[Stored records]
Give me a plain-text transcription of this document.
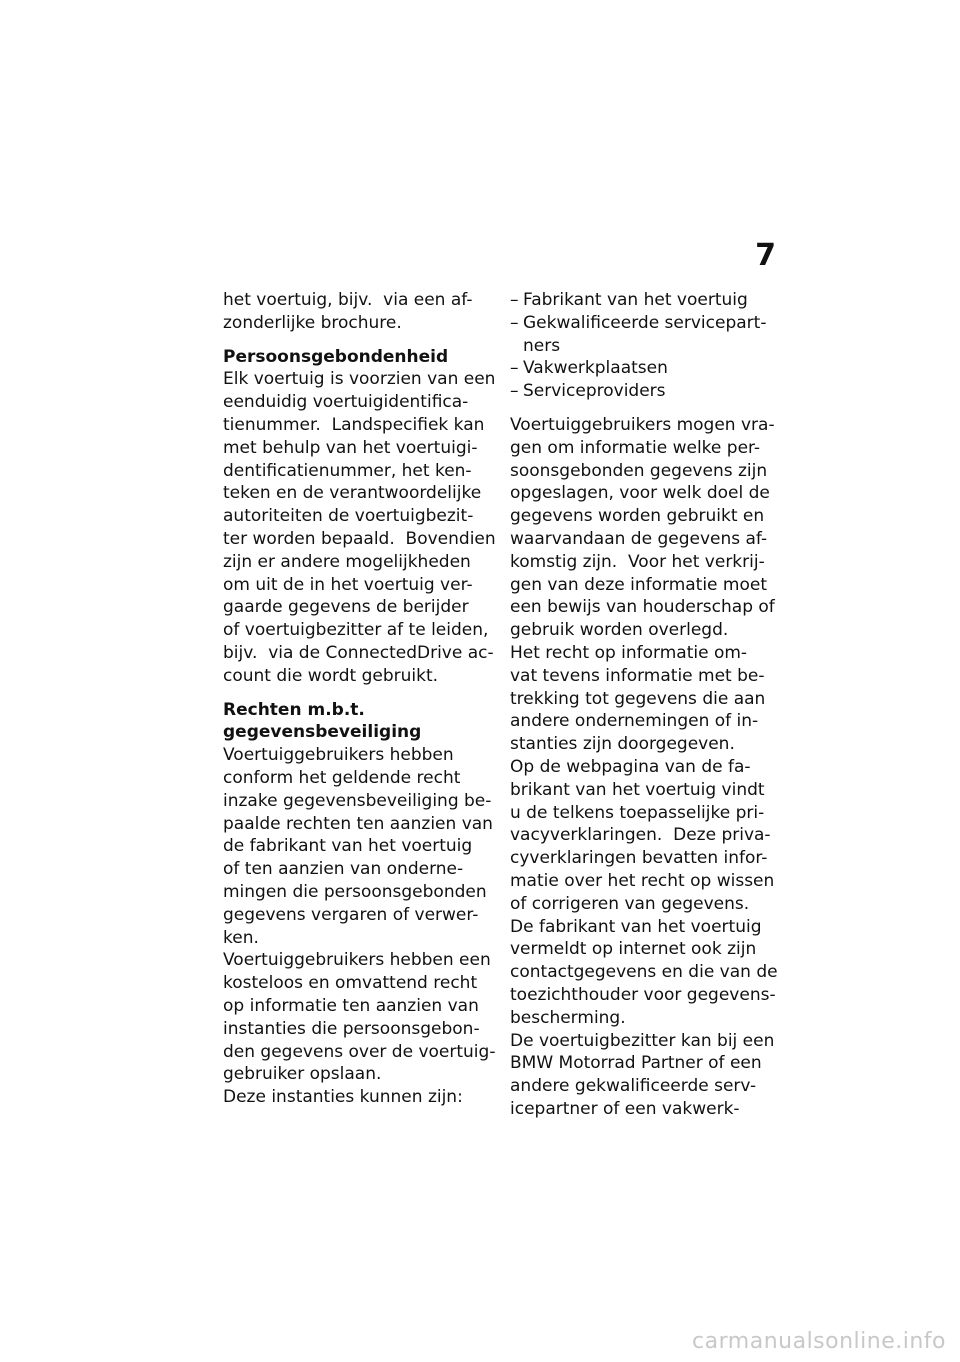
7
het voertuig, bijv.  via een af-
zonderlijke brochure.
Persoonsgebondenheid
Elk voertuig is voorzien van een
eenduidig voertuigidentifica-
tienummer.  Landspecifiek kan
met behulp van het voertuigi-
dentificatienummer, het ken-
teken en de verantwoordelijke
autoriteiten de voertuigbezit-
ter worden bepaald.  Bovendien
zijn er andere mogelijkheden
om uit de in het voertuig ver-
gaarde gegevens de berijder
of voertuigbezitter af te leiden,
bijv.  via de ConnectedDrive ac-
count die wordt gebruikt.
Rechten m.b.t.
gegevensbeveiliging
Voertuiggebruikers hebben
conform het geldende recht
inzake gegevensbeveiliging be-
paalde rechten ten aanzien van
de fabrikant van het voertuig
of ten aanzien van onderne-
mingen die persoonsgebonden
gegevens vergaren of verwer-
ken.
Voertuiggebruikers hebben een
kosteloos en omvattend recht
op informatie ten aanzien van
instanties die persoonsgebon-
den gegevens over de voertuig-
gebruiker opslaan.
Deze instanties kunnen zijn:
– Fabrikant van het voertuig
– Gekwalificeerde servicepart-
ners
– Vakwerkplaatsen
– Serviceproviders
Voertuiggebruikers mogen vra-
gen om informatie welke per-
soonsgebonden gegevens zijn
opgeslagen, voor welk doel de
gegevens worden gebruikt en
waarvandaan de gegevens af-
komstig zijn.  Voor het verkrij-
gen van deze informatie moet
een bewijs van houderschap of
gebruik worden overlegd.
Het recht op informatie om-
vat tevens informatie met be-
trekking tot gegevens die aan
andere ondernemingen of in-
stanties zijn doorgegeven.
Op de webpagina van de fa-
brikant van het voertuig vindt
u de telkens toepasselijke pri-
vacyverklaringen.  Deze priva-
cyverklaringen bevatten infor-
matie over het recht op wissen
of corrigeren van gegevens.
De fabrikant van het voertuig
vermeldt op internet ook zijn
contactgegevens en die van de
toezichthouder voor gegevens-
bescherming.
De voertuigbezitter kan bij een
BMW Motorrad Partner of een
andere gekwalificeerde serv-
icepartner of een vakwerk-
carmanualsonline.info
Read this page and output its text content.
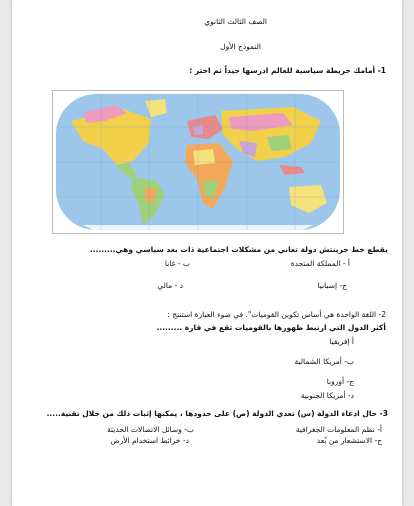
الصف الثالث الثانوي
النموذج الأول
1- أمامك خريطة سياسية للعالم ادرسها جيداً ثم اختر :
يقطع خط جرينتش دولة تعاني من مشكلات اجتماعية ذات بعد سياسي وهي.........
أ - المملكة المتحدة
ب - غانا
ج- إسبانيا
د - مالي
2- اللغة الواحدة هي أساس تكوين القوميات". في ضوء العبارة استنتج :
أكثر الدول التي ارتبط ظهورها بالقوميات تقع في قارة .........
أ إفريقيا
ب- أمريكا الشمالية
ج- أوروبا
د- أمريكا الجنوبية
3- حال ادعاء الدولة (س) تعدي الدولة (ص) على حدودها ، يمكنها إثبات ذلك من خلال تقنية.....
أ- نظم المعلومات الجغرافية
ب- وسائل الاتصالات الحديثة
ج- الاستشعار من بُعد
د- خرائط استخدام الأرض
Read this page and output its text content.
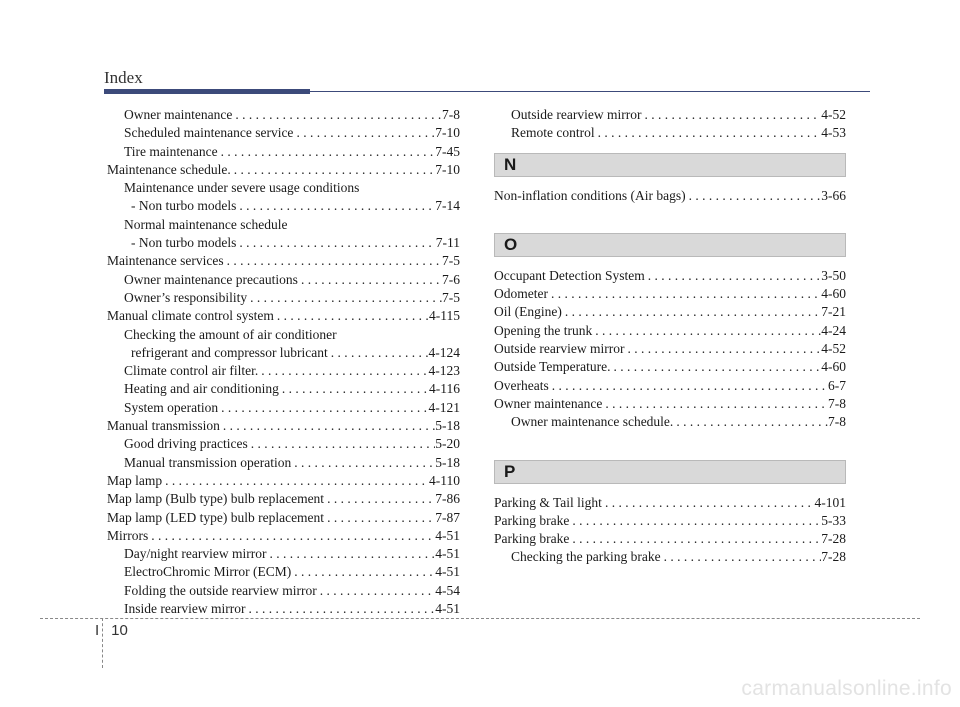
Index
Owner maintenance . . .	7-8
Scheduled maintenance service . . .	7-10
Tire maintenance . . .	7-45
Maintenance schedule. . . .	7-10
Maintenance under severe usage conditions
- Non turbo models . . .	7-14
Normal maintenance schedule
- Non turbo models . . .	7-11
Maintenance services . . .	7-5
Owner maintenance precautions . . .	7-6
Owner’s responsibility . . .	7-5
Manual climate control system . . .	4-115
Checking the amount of air conditioner
refrigerant and compressor lubricant . . .	4-124
Climate control air filter. . . .	4-123
Heating and air conditioning . . .	4-116
System operation . . .	4-121
Manual transmission . . .	5-18
Good driving practices . . .	5-20
Manual transmission operation . . .	5-18
Map lamp . . .	4-110
Map lamp (Bulb type) bulb replacement . . .	7-86
Map lamp (LED type) bulb replacement . . .	7-87
Mirrors . . .	4-51
Day/night rearview mirror . . .	4-51
ElectroChromic Mirror (ECM) . . .	4-51
Folding the outside rearview mirror . . .	4-54
Inside rearview mirror . . .	4-51
Outside rearview mirror . . .	4-52
Remote control . . .	4-53
N
Non-inflation conditions (Air bags) . . .	3-66
O
Occupant Detection System . . .	3-50
Odometer . . .	4-60
Oil (Engine) . . .	7-21
Opening the trunk . . .	4-24
Outside rearview mirror . . .	4-52
Outside Temperature. . . .	4-60
Overheats . . .	6-7
Owner maintenance . . .	7-8
Owner maintenance schedule. . . .	7-8
P
Parking & Tail light . . .	4-101
Parking brake . . .	5-33
Parking brake . . .	7-28
Checking the parking brake . . .	7-28
I 10
carmanualsonline.info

TASK PROMPT:
State how many lines of the listing hold the string "turbo"; reply with the number and nothing else.

WRITTEN ANSWER:
2